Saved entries
## START

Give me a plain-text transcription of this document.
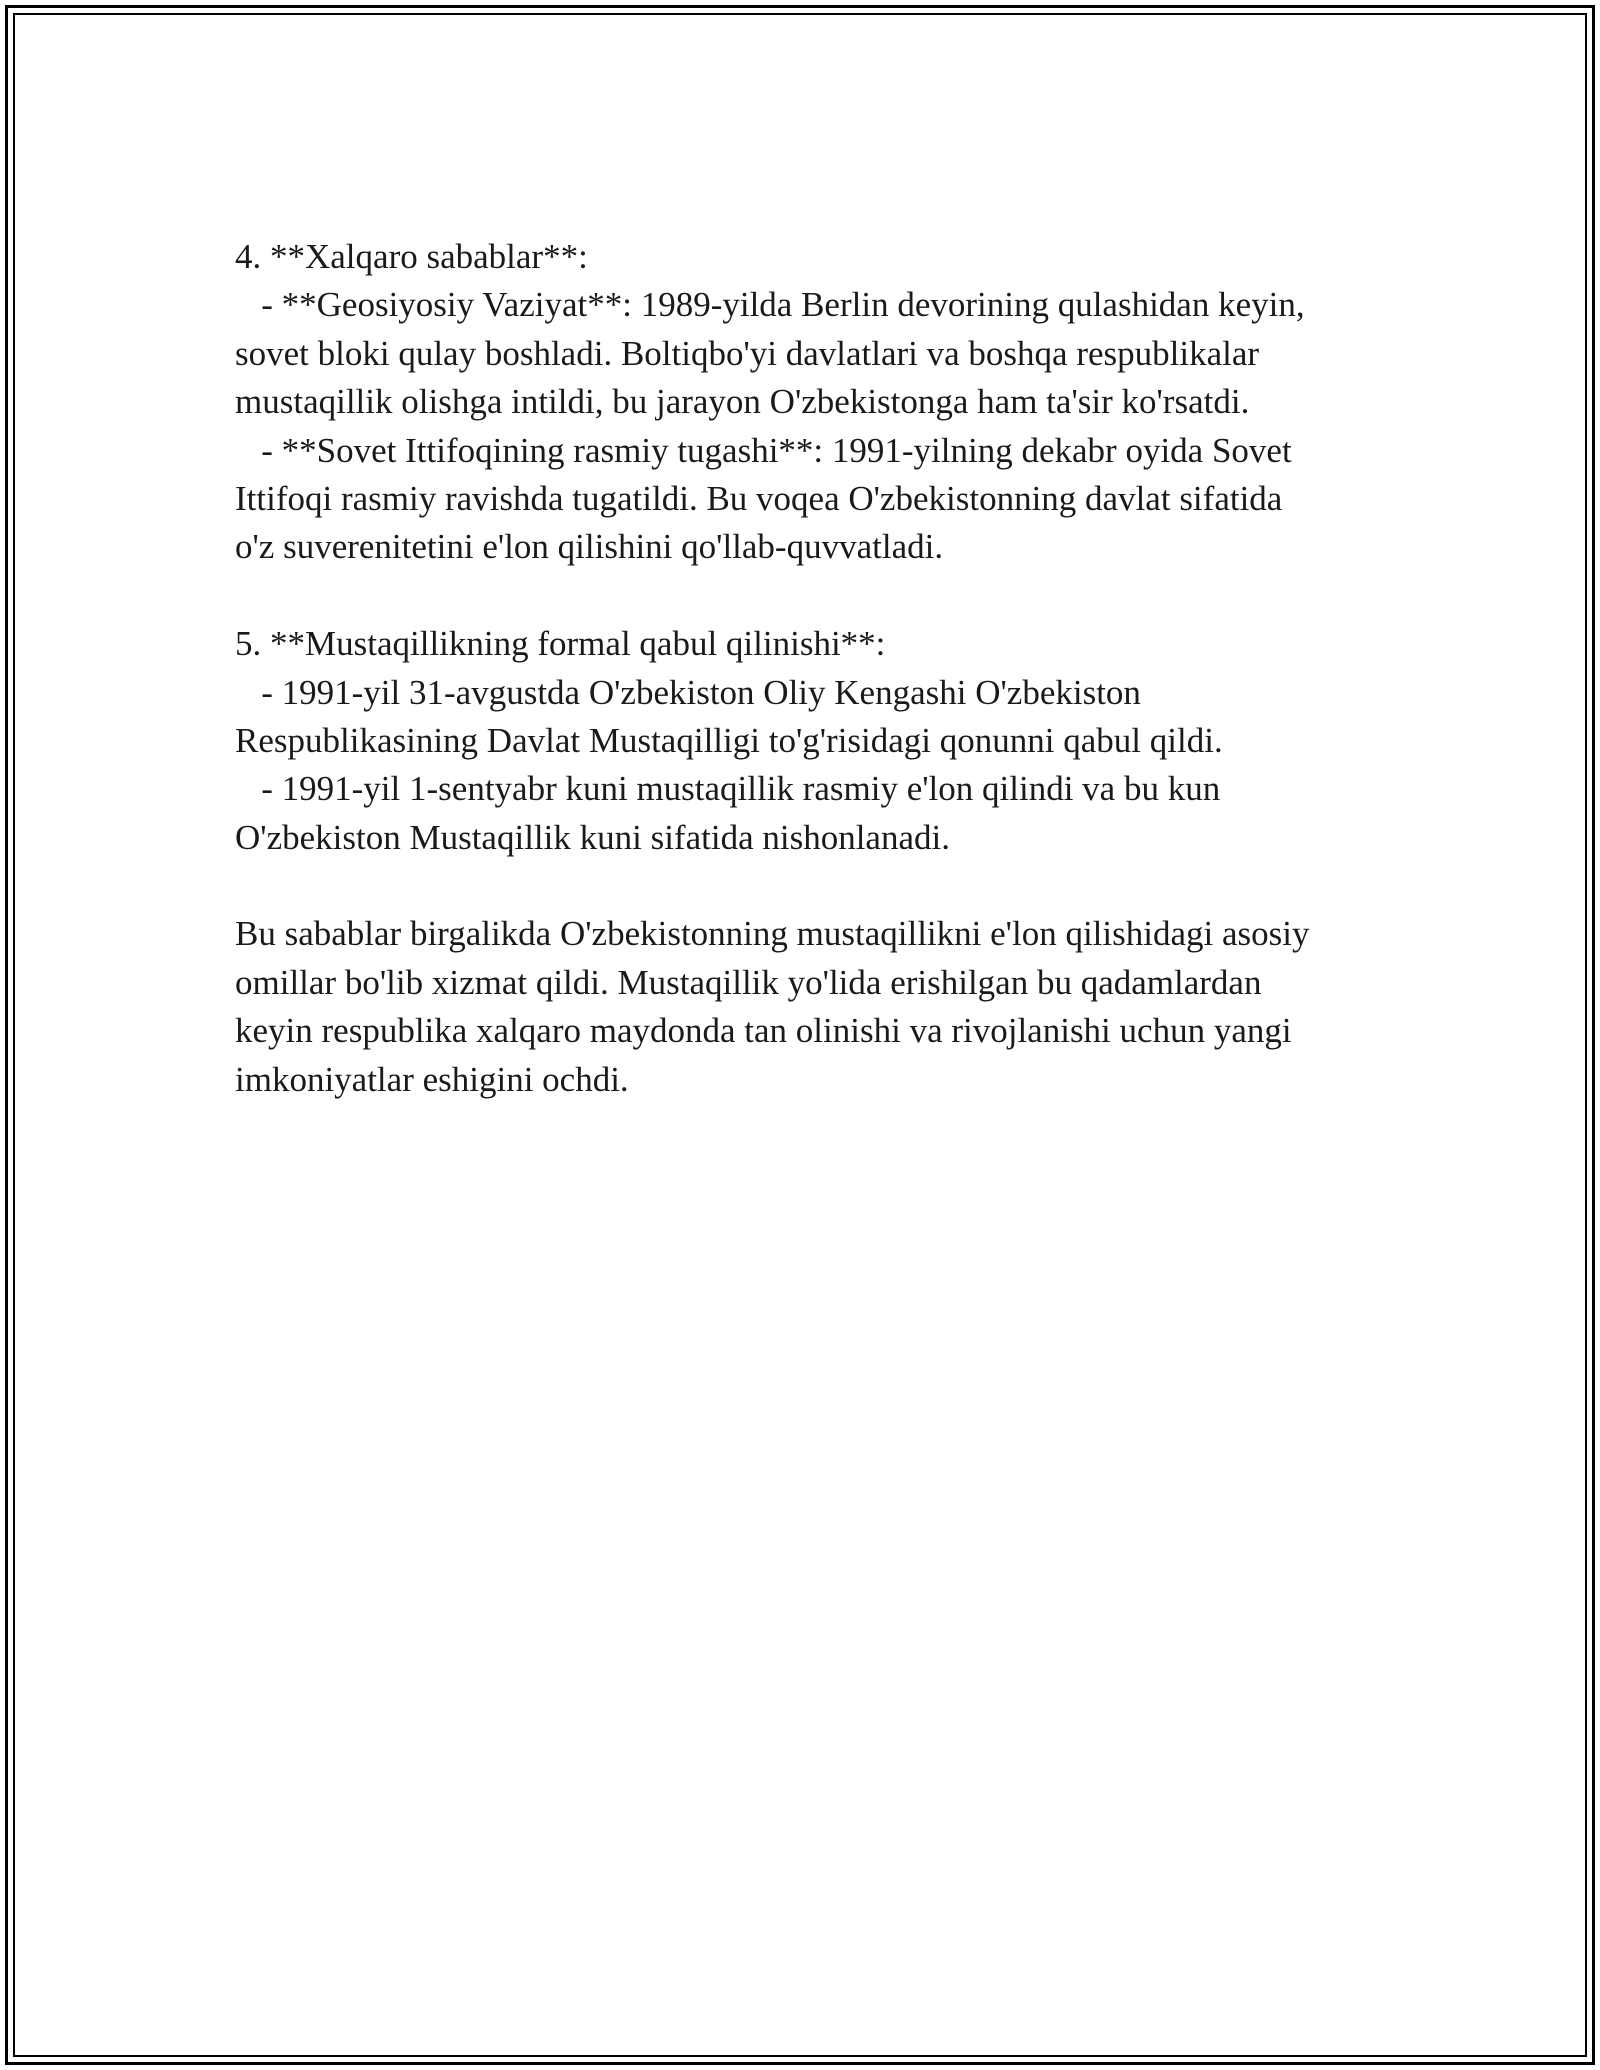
4. **Xalqaro sabablar**:
- **Geosiyosiy Vaziyat**: 1989-yilda Berlin devorining qulashidan keyin,
sovet bloki qulay boshladi. Boltiqbo'yi davlatlari va boshqa respublikalar
mustaqillik olishga intildi, bu jarayon O'zbekistonga ham ta'sir ko'rsatdi.
- **Sovet Ittifoqining rasmiy tugashi**: 1991-yilning dekabr oyida Sovet
Ittifoqi rasmiy ravishda tugatildi. Bu voqea O'zbekistonning davlat sifatida
o'z suverenitetini e'lon qilishini qo'llab-quvvatladi.
5. **Mustaqillikning formal qabul qilinishi**:
- 1991-yil 31-avgustda O'zbekiston Oliy Kengashi O'zbekiston
Respublikasining Davlat Mustaqilligi to'g'risidagi qonunni qabul qildi.
- 1991-yil 1-sentyabr kuni mustaqillik rasmiy e'lon qilindi va bu kun
O'zbekiston Mustaqillik kuni sifatida nishonlanadi.
Bu sabablar birgalikda O'zbekistonning mustaqillikni e'lon qilishidagi asosiy
omillar bo'lib xizmat qildi. Mustaqillik yo'lida erishilgan bu qadamlardan
keyin respublika xalqaro maydonda tan olinishi va rivojlanishi uchun yangi
imkoniyatlar eshigini ochdi.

## END

■ Description of the task ■
Transcribe the whole listing, character for character, but not its images.

■ Exercise response ■
Give me a plain-text transcription of this document.
4. **Xalqaro sabablar**:
- **Geosiyosiy Vaziyat**: 1989-yilda Berlin devorining qulashidan keyin,
sovet bloki qulay boshladi. Boltiqbo'yi davlatlari va boshqa respublikalar
mustaqillik olishga intildi, bu jarayon O'zbekistonga ham ta'sir ko'rsatdi.
- **Sovet Ittifoqining rasmiy tugashi**: 1991-yilning dekabr oyida Sovet
Ittifoqi rasmiy ravishda tugatildi. Bu voqea O'zbekistonning davlat sifatida
o'z suverenitetini e'lon qilishini qo'llab-quvvatladi.
5. **Mustaqillikning formal qabul qilinishi**:
- 1991-yil 31-avgustda O'zbekiston Oliy Kengashi O'zbekiston
Respublikasining Davlat Mustaqilligi to'g'risidagi qonunni qabul qildi.
- 1991-yil 1-sentyabr kuni mustaqillik rasmiy e'lon qilindi va bu kun
O'zbekiston Mustaqillik kuni sifatida nishonlanadi.
Bu sabablar birgalikda O'zbekistonning mustaqillikni e'lon qilishidagi asosiy
omillar bo'lib xizmat qildi. Mustaqillik yo'lida erishilgan bu qadamlardan
keyin respublika xalqaro maydonda tan olinishi va rivojlanishi uchun yangi
imkoniyatlar eshigini ochdi.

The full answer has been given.